▼
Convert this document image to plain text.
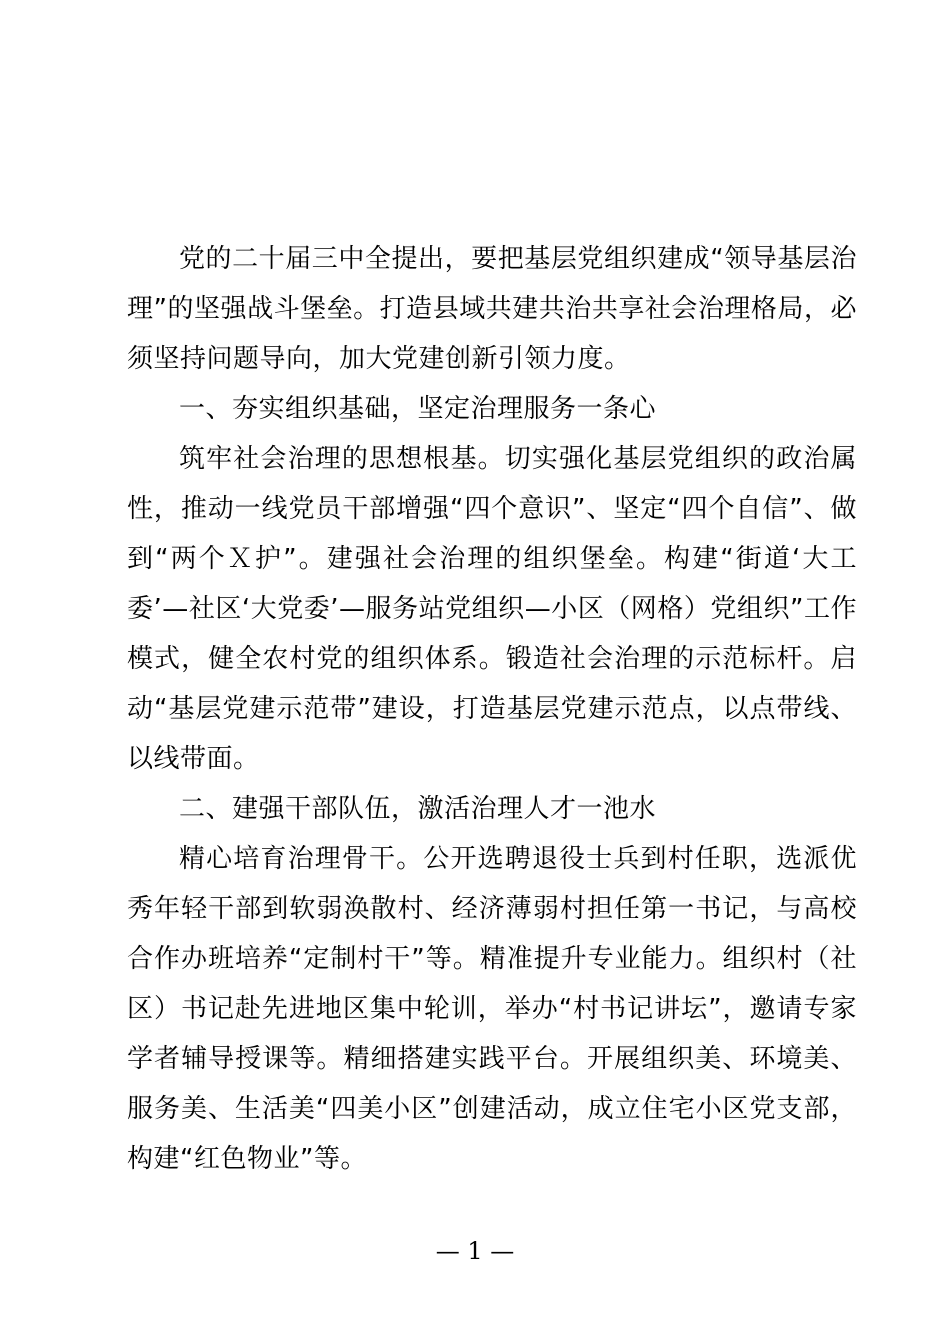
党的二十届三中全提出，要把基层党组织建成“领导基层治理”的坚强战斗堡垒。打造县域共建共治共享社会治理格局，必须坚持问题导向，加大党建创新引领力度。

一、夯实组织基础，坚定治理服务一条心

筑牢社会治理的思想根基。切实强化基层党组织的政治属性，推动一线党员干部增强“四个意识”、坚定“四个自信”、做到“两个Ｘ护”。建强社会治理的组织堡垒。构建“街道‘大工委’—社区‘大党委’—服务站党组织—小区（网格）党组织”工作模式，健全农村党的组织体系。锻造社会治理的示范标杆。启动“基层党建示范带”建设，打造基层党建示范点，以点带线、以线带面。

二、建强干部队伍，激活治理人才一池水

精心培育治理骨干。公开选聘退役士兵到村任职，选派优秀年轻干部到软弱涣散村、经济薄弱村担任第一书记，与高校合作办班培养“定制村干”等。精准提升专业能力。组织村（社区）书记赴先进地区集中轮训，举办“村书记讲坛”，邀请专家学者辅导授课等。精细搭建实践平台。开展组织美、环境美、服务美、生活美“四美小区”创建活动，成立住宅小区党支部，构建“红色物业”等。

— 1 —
▲
▼
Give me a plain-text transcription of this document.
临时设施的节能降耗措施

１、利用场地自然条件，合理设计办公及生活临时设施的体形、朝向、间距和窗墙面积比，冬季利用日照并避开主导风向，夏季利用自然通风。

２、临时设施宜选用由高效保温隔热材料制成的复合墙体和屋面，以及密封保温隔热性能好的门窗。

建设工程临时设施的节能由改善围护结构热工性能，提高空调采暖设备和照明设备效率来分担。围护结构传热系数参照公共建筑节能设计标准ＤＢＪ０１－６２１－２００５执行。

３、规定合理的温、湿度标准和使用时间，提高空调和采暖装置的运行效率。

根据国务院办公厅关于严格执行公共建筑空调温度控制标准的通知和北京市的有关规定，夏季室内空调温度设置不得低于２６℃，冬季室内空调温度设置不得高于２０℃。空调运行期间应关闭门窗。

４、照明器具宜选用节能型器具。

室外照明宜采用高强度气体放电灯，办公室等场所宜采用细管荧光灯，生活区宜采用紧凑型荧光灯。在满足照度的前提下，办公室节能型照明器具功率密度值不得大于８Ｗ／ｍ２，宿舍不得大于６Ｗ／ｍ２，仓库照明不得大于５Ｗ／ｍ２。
▲
→ **Task brief**
Write down every line of the data above that includes the string "this".

→ **Final result**
Convert this document image to plain text.
Give me a plain-text transcription of this document.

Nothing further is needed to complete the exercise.